Return the whole listing, keeping every character the same.

--- START RAW DATA ---

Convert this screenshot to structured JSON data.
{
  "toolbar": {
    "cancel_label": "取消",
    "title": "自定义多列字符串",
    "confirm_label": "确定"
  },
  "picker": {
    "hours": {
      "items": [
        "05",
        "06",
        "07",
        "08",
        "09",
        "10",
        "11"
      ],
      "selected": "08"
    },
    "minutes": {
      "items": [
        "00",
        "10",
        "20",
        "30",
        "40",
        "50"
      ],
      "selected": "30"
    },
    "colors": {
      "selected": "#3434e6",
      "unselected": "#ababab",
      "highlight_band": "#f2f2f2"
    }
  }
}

--- END RAW DATA ---

## FINAL RESULT:
Convert this screenshot to structured JSON data.
{
  "toolbar": {
    "cancel_label": "取消",
    "title": "自定义多列字符串",
    "confirm_label": "确定"
  },
  "picker": {
    "hours": {
      "items": [
        "05",
        "06",
        "07",
        "08",
        "09",
        "10",
        "11"
      ],
      "selected": "08"
    },
    "minutes": {
      "items": [
        "00",
        "10",
        "20",
        "30",
        "40",
        "50"
      ],
      "selected": "30"
    },
    "colors": {
      "selected": "#3434e6",
      "unselected": "#ababab",
      "highlight_band": "#f2f2f2"
    }
  }
}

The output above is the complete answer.